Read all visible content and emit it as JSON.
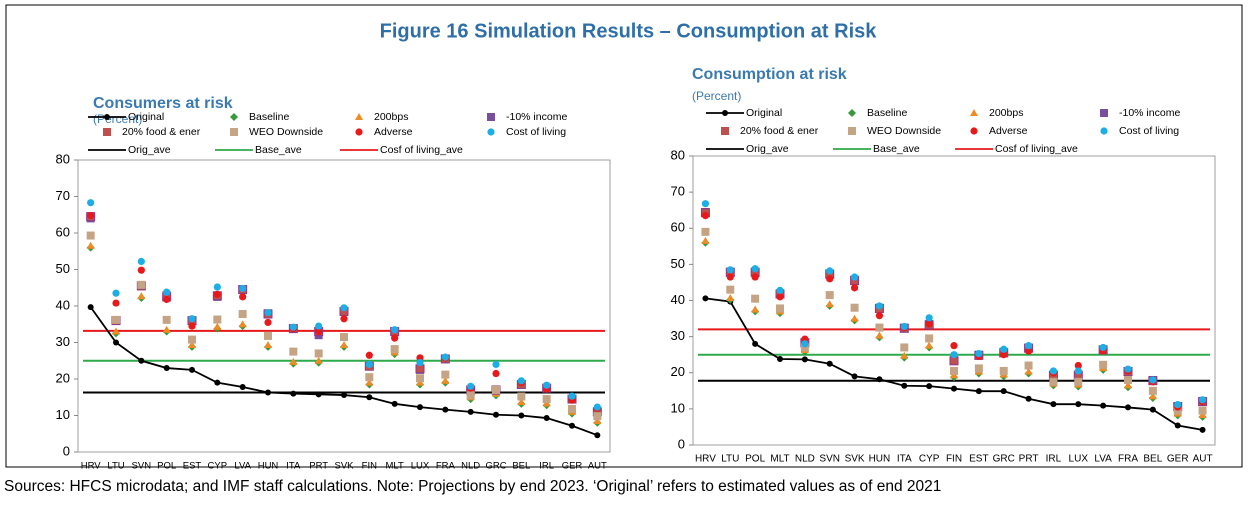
{
  "title": "Figure 16 Simulation Results – Consumption at Risk",
  "note": "Sources: HFCS microdata; and IMF staff calculations. Note: Projections by end 2023. ‘Original’ refers to estimated values as of end 2021",
  "chart_data": [
    {
      "type": "scatter",
      "title": "Consumers at risk",
      "subtitle": "(Percent)",
      "categories": [
        "HRV",
        "LTU",
        "SVN",
        "POL",
        "EST",
        "CYP",
        "LVA",
        "HUN",
        "ITA",
        "PRT",
        "SVK",
        "FIN",
        "MLT",
        "LUX",
        "FRA",
        "NLD",
        "GRC",
        "BEL",
        "IRL",
        "GER",
        "AUT"
      ],
      "ylim": [
        0,
        80
      ],
      "yticks": [
        0,
        10,
        20,
        30,
        40,
        50,
        60,
        70,
        80
      ],
      "series": [
        {
          "name": "Original",
          "color": "#000000",
          "marker": "line-circle",
          "values": [
            39.7,
            30,
            25,
            23,
            22.5,
            19,
            17.8,
            16.3,
            16,
            15.8,
            15.6,
            15,
            13.2,
            12.3,
            11.6,
            11,
            10.2,
            10,
            9.3,
            7.2,
            4.6
          ]
        },
        {
          "name": "Baseline",
          "color": "#3a9a3a",
          "marker": "diamond",
          "values": [
            56,
            32.5,
            42.2,
            33,
            28.8,
            33.8,
            34.5,
            28.8,
            24.2,
            24.5,
            28.8,
            18.5,
            26.8,
            18.5,
            19,
            14.5,
            15.5,
            13.2,
            12.8,
            10.5,
            8
          ]
        },
        {
          "name": "200bps",
          "color": "#f08a24",
          "marker": "triangle",
          "values": [
            56.5,
            33,
            42.7,
            33.5,
            29.3,
            34.3,
            35,
            29.3,
            24.7,
            25,
            29.3,
            19,
            27.3,
            19,
            19.5,
            15,
            16,
            13.7,
            13.3,
            11,
            8.5
          ]
        },
        {
          "name": "-10% income",
          "color": "#7a4e9c",
          "marker": "square",
          "values": [
            64,
            36,
            45.5,
            43,
            36,
            42.5,
            44.5,
            38,
            33.8,
            32,
            38.5,
            23.5,
            32.8,
            22.5,
            25.5,
            17,
            16.8,
            18.5,
            17.5,
            14.5,
            11
          ]
        },
        {
          "name": "20% food & ener",
          "color": "#c0504d",
          "marker": "square",
          "values": [
            64.5,
            36,
            45.5,
            42.5,
            36,
            42.8,
            44.5,
            37.8,
            33.8,
            33,
            38.5,
            23.5,
            33,
            22.8,
            25.5,
            17,
            17,
            18.5,
            17.5,
            14.5,
            11
          ]
        },
        {
          "name": "WEO Downside",
          "color": "#c4a484",
          "marker": "square",
          "values": [
            59.3,
            36.2,
            45.8,
            36.2,
            30.8,
            36.3,
            37.8,
            31.8,
            27.5,
            27,
            31.5,
            20.5,
            28.2,
            20.2,
            21.2,
            15.5,
            17,
            15.2,
            14.5,
            11.8,
            9.8
          ]
        },
        {
          "name": "Adverse",
          "color": "#e8191b",
          "marker": "circle",
          "values": [
            64.8,
            40.8,
            49.8,
            41.8,
            34.5,
            43.2,
            42.5,
            35.5,
            33.8,
            33,
            36.5,
            26.5,
            31.2,
            25.8,
            25.8,
            17.5,
            21.5,
            19,
            17.2,
            14.2,
            12
          ]
        },
        {
          "name": "Cost of living",
          "color": "#1eaee6",
          "marker": "circle",
          "values": [
            68.3,
            43.5,
            52.2,
            43.8,
            36.5,
            45.2,
            44.8,
            38.2,
            34.2,
            34.5,
            39.5,
            24,
            33.5,
            24.5,
            26,
            18,
            24,
            19.5,
            18.3,
            15.3,
            12.3
          ]
        }
      ],
      "lines": [
        {
          "name": "Orig_ave",
          "color": "#000000",
          "value": 16.3
        },
        {
          "name": "Base_ave",
          "color": "#2eaa4a",
          "value": 25
        },
        {
          "name": "Cosf of living_ave",
          "color": "#e8191b",
          "value": 33.2
        }
      ]
    },
    {
      "type": "scatter",
      "title": "Consumption at risk",
      "subtitle": "(Percent)",
      "categories": [
        "HRV",
        "LTU",
        "POL",
        "MLT",
        "NLD",
        "SVN",
        "SVK",
        "HUN",
        "ITA",
        "CYP",
        "FIN",
        "EST",
        "GRC",
        "PRT",
        "IRL",
        "LUX",
        "LVA",
        "FRA",
        "BEL",
        "GER",
        "AUT"
      ],
      "ylim": [
        0,
        80
      ],
      "yticks": [
        0,
        10,
        20,
        30,
        40,
        50,
        60,
        70,
        80
      ],
      "series": [
        {
          "name": "Original",
          "color": "#000000",
          "marker": "line-circle",
          "values": [
            40.6,
            39.7,
            28,
            23.8,
            23.7,
            22.5,
            19,
            18.2,
            16.4,
            16.3,
            15.6,
            14.9,
            14.9,
            12.8,
            11.3,
            11.3,
            10.9,
            10.4,
            9.8,
            5.4,
            4.2
          ]
        },
        {
          "name": "Baseline",
          "color": "#3a9a3a",
          "marker": "diamond",
          "values": [
            56,
            40.2,
            37,
            36.5,
            25.8,
            38.5,
            34.5,
            29.8,
            24.2,
            27,
            18.8,
            19.8,
            19,
            19.8,
            16.5,
            16.2,
            20.8,
            16,
            13,
            8.2,
            7.8
          ]
        },
        {
          "name": "200bps",
          "color": "#f08a24",
          "marker": "triangle",
          "values": [
            56.5,
            40.7,
            37.5,
            37,
            26.3,
            39,
            35,
            30.3,
            24.7,
            27.5,
            19.3,
            20.3,
            19.5,
            20.3,
            17,
            16.7,
            21.3,
            16.5,
            13.5,
            8.7,
            8.3
          ]
        },
        {
          "name": "-10% income",
          "color": "#7a4e9c",
          "marker": "square",
          "values": [
            64.5,
            48,
            48,
            42,
            28,
            47.5,
            45.8,
            38,
            32.5,
            33.5,
            23.5,
            25,
            25.8,
            27,
            19.5,
            19.5,
            26.5,
            20.5,
            18,
            10.8,
            12.2
          ]
        },
        {
          "name": "20% food & ener",
          "color": "#c0504d",
          "marker": "square",
          "values": [
            64.3,
            47.8,
            47.8,
            41.8,
            28.3,
            47.3,
            45.5,
            37.8,
            32.3,
            33.2,
            23.3,
            24.8,
            25.5,
            26.8,
            19.3,
            19.3,
            26.3,
            20.3,
            17.8,
            10.6,
            12
          ]
        },
        {
          "name": "WEO Downside",
          "color": "#c4a484",
          "marker": "square",
          "values": [
            59,
            43,
            40.5,
            37.8,
            27,
            41.5,
            38,
            32.5,
            27,
            29.5,
            20.5,
            21.2,
            20.5,
            22,
            17.5,
            17.5,
            22.2,
            18,
            15,
            9.5,
            9.5
          ]
        },
        {
          "name": "Adverse",
          "color": "#e8191b",
          "marker": "circle",
          "values": [
            63.5,
            46.5,
            46.5,
            41,
            29.3,
            46,
            43.5,
            35.8,
            32.5,
            33.5,
            27.5,
            24.5,
            25,
            26,
            20,
            22,
            26,
            20.5,
            17.5,
            10.5,
            12
          ]
        },
        {
          "name": "Cost of living",
          "color": "#1eaee6",
          "marker": "circle",
          "values": [
            66.8,
            48.5,
            48.8,
            42.8,
            28,
            48.2,
            46.5,
            38.5,
            32.8,
            35.2,
            25,
            25.3,
            26.5,
            27.5,
            20.5,
            20.5,
            27,
            21,
            18,
            11.2,
            12.5
          ]
        }
      ],
      "lines": [
        {
          "name": "Orig_ave",
          "color": "#000000",
          "value": 17.8
        },
        {
          "name": "Base_ave",
          "color": "#2eaa4a",
          "value": 25
        },
        {
          "name": "Cosf of living_ave",
          "color": "#e8191b",
          "value": 32
        }
      ]
    }
  ]
}
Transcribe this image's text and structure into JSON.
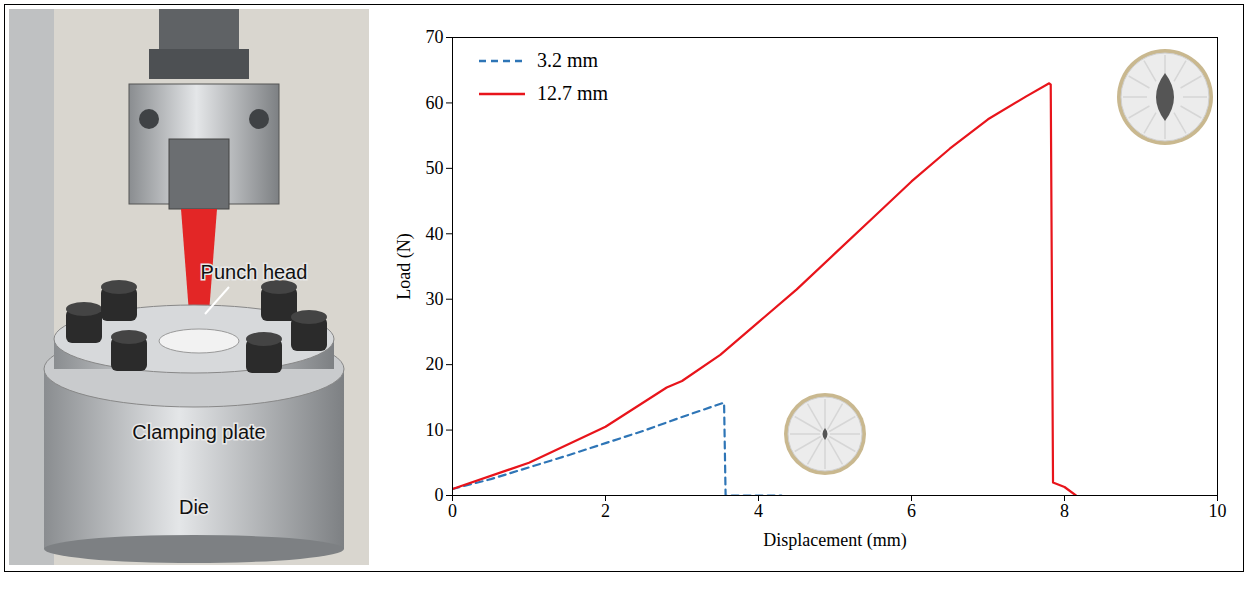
{
  "chart_data": {
    "type": "line",
    "x_label": "Displacement (mm)",
    "y_label": "Load (N)",
    "xlim": [
      0,
      10
    ],
    "xticks": [
      0,
      2,
      4,
      6,
      8,
      10
    ],
    "ylim": [
      0,
      70
    ],
    "yticks": [
      0,
      10,
      20,
      30,
      40,
      50,
      60,
      70
    ],
    "grid": false,
    "legend": "top-left",
    "series": [
      {
        "name": "3.2 mm",
        "color": "#2e75b6",
        "line_style": "dashed",
        "x": [
          0,
          0.5,
          1,
          1.5,
          2,
          2.5,
          3,
          3.55,
          3.57,
          4.3
        ],
        "values": [
          1,
          2.5,
          4.3,
          6.1,
          8.0,
          9.9,
          12.0,
          14.2,
          0,
          0
        ]
      },
      {
        "name": "12.7 mm",
        "color": "#e8141b",
        "line_style": "solid",
        "x": [
          0,
          1,
          2,
          2.8,
          3,
          3.5,
          4,
          4.5,
          5,
          5.5,
          6,
          6.5,
          7,
          7.5,
          7.8,
          7.82,
          7.85,
          8.0,
          8.15
        ],
        "values": [
          1,
          5,
          10.5,
          16.5,
          17.5,
          21.5,
          26.5,
          31.5,
          37,
          42.5,
          48,
          53,
          57.5,
          61,
          63,
          62.8,
          2,
          1.3,
          0
        ]
      }
    ]
  },
  "photo": {
    "labels": [
      "Punch head",
      "Clamping plate",
      "Die"
    ]
  }
}
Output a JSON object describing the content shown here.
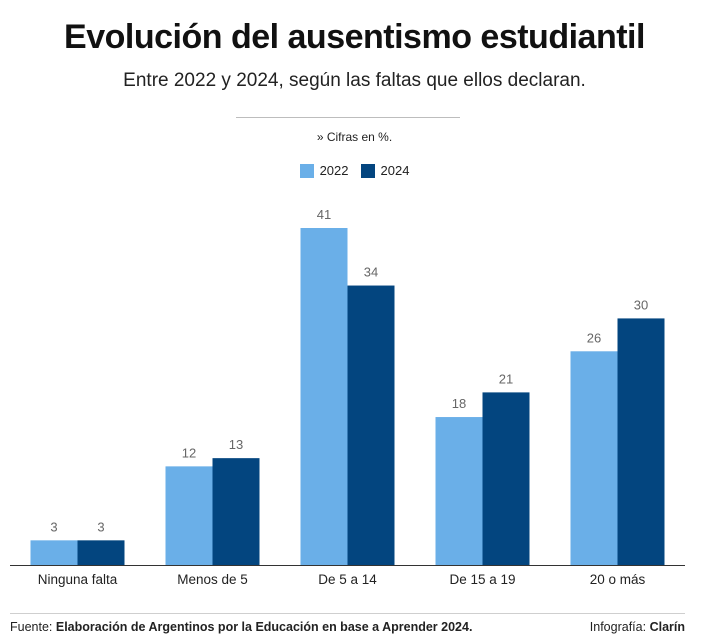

WHAT IS EXPECTED:
Of all the lines in the listing above, how many include "Consumption"? Write only the number.

COMPLETED TASK:
2